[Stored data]
_ _ _ _ _ _ _

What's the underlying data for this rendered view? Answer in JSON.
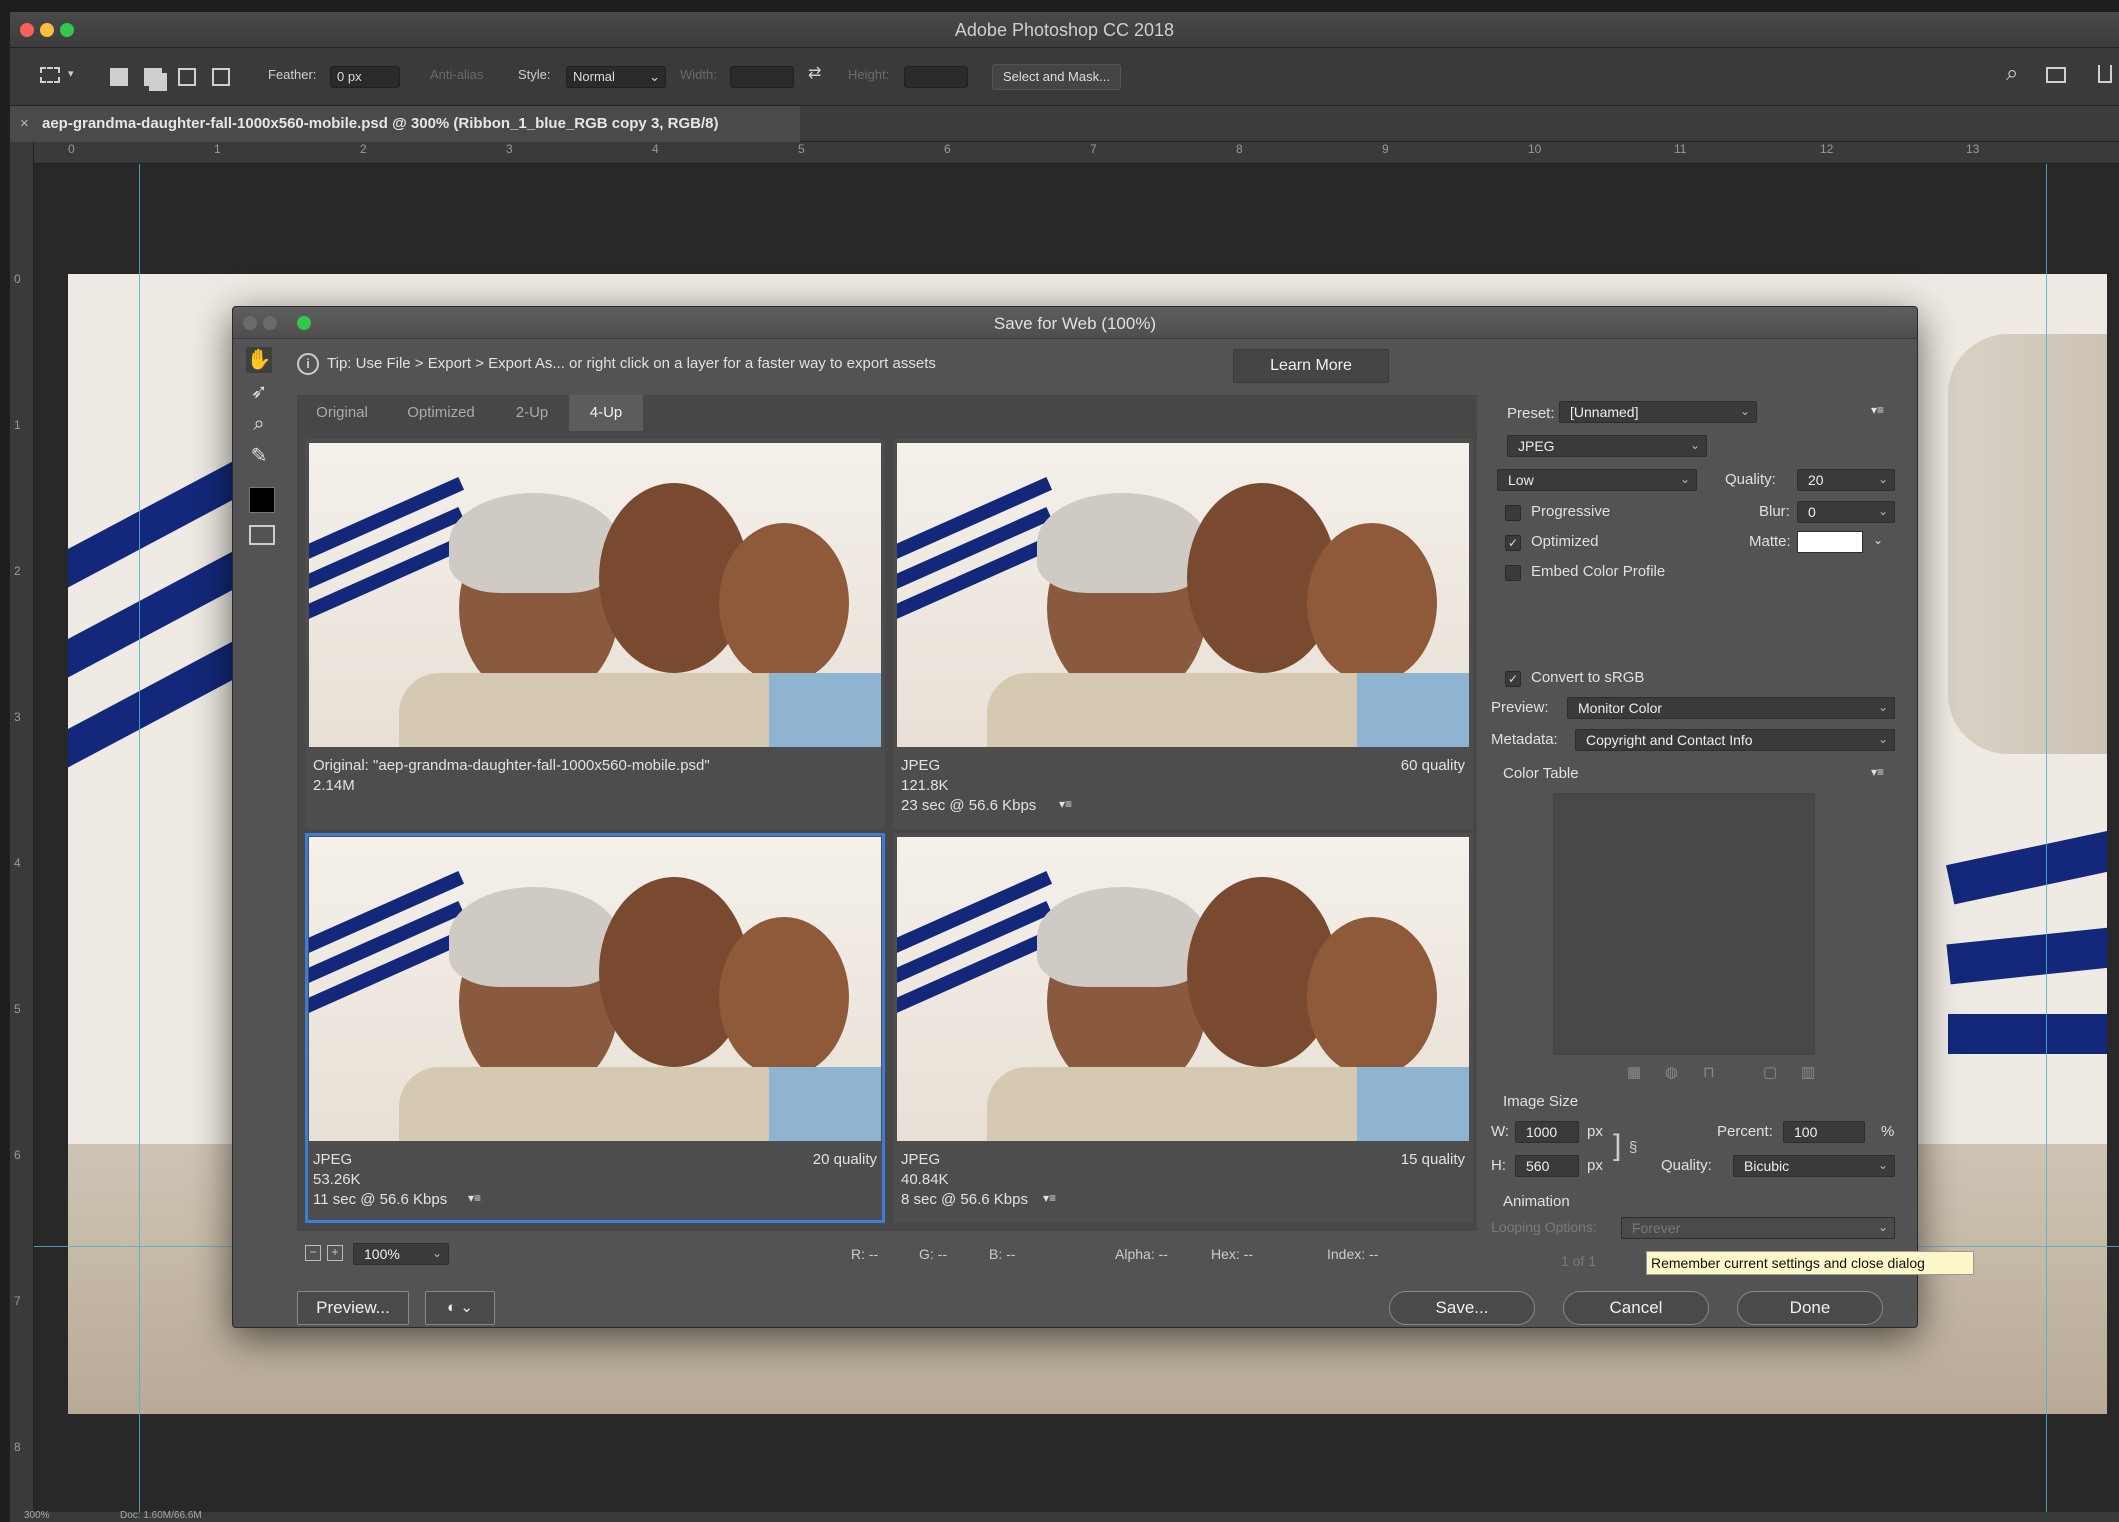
{
  "app": {
    "title": "Adobe Photoshop CC 2018",
    "document_tab": "aep-grandma-daughter-fall-1000x560-mobile.psd @ 300% (Ribbon_1_blue_RGB copy 3, RGB/8)",
    "close_glyph": "×"
  },
  "options_bar": {
    "feather_label": "Feather:",
    "feather_value": "0 px",
    "antialias_label": "Anti-alias",
    "style_label": "Style:",
    "style_value": "Normal",
    "width_label": "Width:",
    "height_label": "Height:",
    "select_mask_label": "Select and Mask..."
  },
  "ruler": {
    "h_labels": [
      "0",
      "1",
      "2",
      "3",
      "4",
      "5",
      "6",
      "7",
      "8",
      "9",
      "10",
      "11",
      "12",
      "13"
    ],
    "v_labels": [
      "0",
      "1",
      "2",
      "3",
      "4",
      "5",
      "6",
      "7",
      "8"
    ]
  },
  "statusbar": {
    "zoom": "300%",
    "doc": "Doc: 1.60M/66.6M"
  },
  "dialog": {
    "title": "Save for Web (100%)",
    "tip": "Tip: Use File > Export > Export As...  or right click on a layer for a faster way to export assets",
    "learn_more": "Learn More",
    "tabs": [
      "Original",
      "Optimized",
      "2-Up",
      "4-Up"
    ],
    "active_tab": "4-Up",
    "panes": [
      {
        "line1": "Original: \"aep-grandma-daughter-fall-1000x560-mobile.psd\"",
        "line2": "2.14M",
        "line3": "",
        "quality": ""
      },
      {
        "line1": "JPEG",
        "line2": "121.8K",
        "line3": "23 sec @ 56.6 Kbps",
        "quality": "60 quality"
      },
      {
        "line1": "JPEG",
        "line2": "53.26K",
        "line3": "11 sec @ 56.6 Kbps",
        "quality": "20 quality"
      },
      {
        "line1": "JPEG",
        "line2": "40.84K",
        "line3": "8 sec @ 56.6 Kbps",
        "quality": "15 quality"
      }
    ],
    "bottom": {
      "zoom": "100%",
      "r": "R: --",
      "g": "G: --",
      "b": "B: --",
      "alpha": "Alpha: --",
      "hex": "Hex: --",
      "index": "Index: --"
    },
    "buttons": {
      "preview": "Preview...",
      "save": "Save...",
      "cancel": "Cancel",
      "done": "Done"
    },
    "tooltip": "Remember current settings and close dialog",
    "settings": {
      "preset_label": "Preset:",
      "preset_value": "[Unnamed]",
      "format": "JPEG",
      "compression": "Low",
      "quality_label": "Quality:",
      "quality_value": "20",
      "progressive": "Progressive",
      "blur_label": "Blur:",
      "blur_value": "0",
      "optimized": "Optimized",
      "matte_label": "Matte:",
      "embed": "Embed Color Profile",
      "convert": "Convert to sRGB",
      "preview_label": "Preview:",
      "preview_value": "Monitor Color",
      "metadata_label": "Metadata:",
      "metadata_value": "Copyright and Contact Info",
      "color_table": "Color Table",
      "image_size": "Image Size",
      "w_label": "W:",
      "w_value": "1000",
      "h_label": "H:",
      "h_value": "560",
      "px": "px",
      "percent_label": "Percent:",
      "percent_value": "100",
      "percent_sign": "%",
      "resample_label": "Quality:",
      "resample_value": "Bicubic",
      "animation": "Animation",
      "looping_label": "Looping Options:",
      "looping_value": "Forever",
      "frame": "1 of 1"
    }
  },
  "colors": {
    "accent_blue": "#3c7dd6",
    "ribbon_blue": "#13287a",
    "tooltip_bg": "#fbf7c9"
  }
}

_ _ _ _ _ _ _

Given instruction =>
The entries above should be reproduced exactly, without their pictures.

Complete response =>
What's the underlying data for this rendered view? Answer in JSON.
{
  "app": {
    "title": "Adobe Photoshop CC 2018",
    "document_tab": "aep-grandma-daughter-fall-1000x560-mobile.psd @ 300% (Ribbon_1_blue_RGB copy 3, RGB/8)",
    "close_glyph": "×"
  },
  "options_bar": {
    "feather_label": "Feather:",
    "feather_value": "0 px",
    "antialias_label": "Anti-alias",
    "style_label": "Style:",
    "style_value": "Normal",
    "width_label": "Width:",
    "height_label": "Height:",
    "select_mask_label": "Select and Mask..."
  },
  "ruler": {
    "h_labels": [
      "0",
      "1",
      "2",
      "3",
      "4",
      "5",
      "6",
      "7",
      "8",
      "9",
      "10",
      "11",
      "12",
      "13"
    ],
    "v_labels": [
      "0",
      "1",
      "2",
      "3",
      "4",
      "5",
      "6",
      "7",
      "8"
    ]
  },
  "statusbar": {
    "zoom": "300%",
    "doc": "Doc: 1.60M/66.6M"
  },
  "dialog": {
    "title": "Save for Web (100%)",
    "tip": "Tip: Use File > Export > Export As...  or right click on a layer for a faster way to export assets",
    "learn_more": "Learn More",
    "tabs": [
      "Original",
      "Optimized",
      "2-Up",
      "4-Up"
    ],
    "active_tab": "4-Up",
    "panes": [
      {
        "line1": "Original: \"aep-grandma-daughter-fall-1000x560-mobile.psd\"",
        "line2": "2.14M",
        "line3": "",
        "quality": ""
      },
      {
        "line1": "JPEG",
        "line2": "121.8K",
        "line3": "23 sec @ 56.6 Kbps",
        "quality": "60 quality"
      },
      {
        "line1": "JPEG",
        "line2": "53.26K",
        "line3": "11 sec @ 56.6 Kbps",
        "quality": "20 quality"
      },
      {
        "line1": "JPEG",
        "line2": "40.84K",
        "line3": "8 sec @ 56.6 Kbps",
        "quality": "15 quality"
      }
    ],
    "bottom": {
      "zoom": "100%",
      "r": "R: --",
      "g": "G: --",
      "b": "B: --",
      "alpha": "Alpha: --",
      "hex": "Hex: --",
      "index": "Index: --"
    },
    "buttons": {
      "preview": "Preview...",
      "save": "Save...",
      "cancel": "Cancel",
      "done": "Done"
    },
    "tooltip": "Remember current settings and close dialog",
    "settings": {
      "preset_label": "Preset:",
      "preset_value": "[Unnamed]",
      "format": "JPEG",
      "compression": "Low",
      "quality_label": "Quality:",
      "quality_value": "20",
      "progressive": "Progressive",
      "blur_label": "Blur:",
      "blur_value": "0",
      "optimized": "Optimized",
      "matte_label": "Matte:",
      "embed": "Embed Color Profile",
      "convert": "Convert to sRGB",
      "preview_label": "Preview:",
      "preview_value": "Monitor Color",
      "metadata_label": "Metadata:",
      "metadata_value": "Copyright and Contact Info",
      "color_table": "Color Table",
      "image_size": "Image Size",
      "w_label": "W:",
      "w_value": "1000",
      "h_label": "H:",
      "h_value": "560",
      "px": "px",
      "percent_label": "Percent:",
      "percent_value": "100",
      "percent_sign": "%",
      "resample_label": "Quality:",
      "resample_value": "Bicubic",
      "animation": "Animation",
      "looping_label": "Looping Options:",
      "looping_value": "Forever",
      "frame": "1 of 1"
    }
  },
  "colors": {
    "accent_blue": "#3c7dd6",
    "ribbon_blue": "#13287a",
    "tooltip_bg": "#fbf7c9"
  }
}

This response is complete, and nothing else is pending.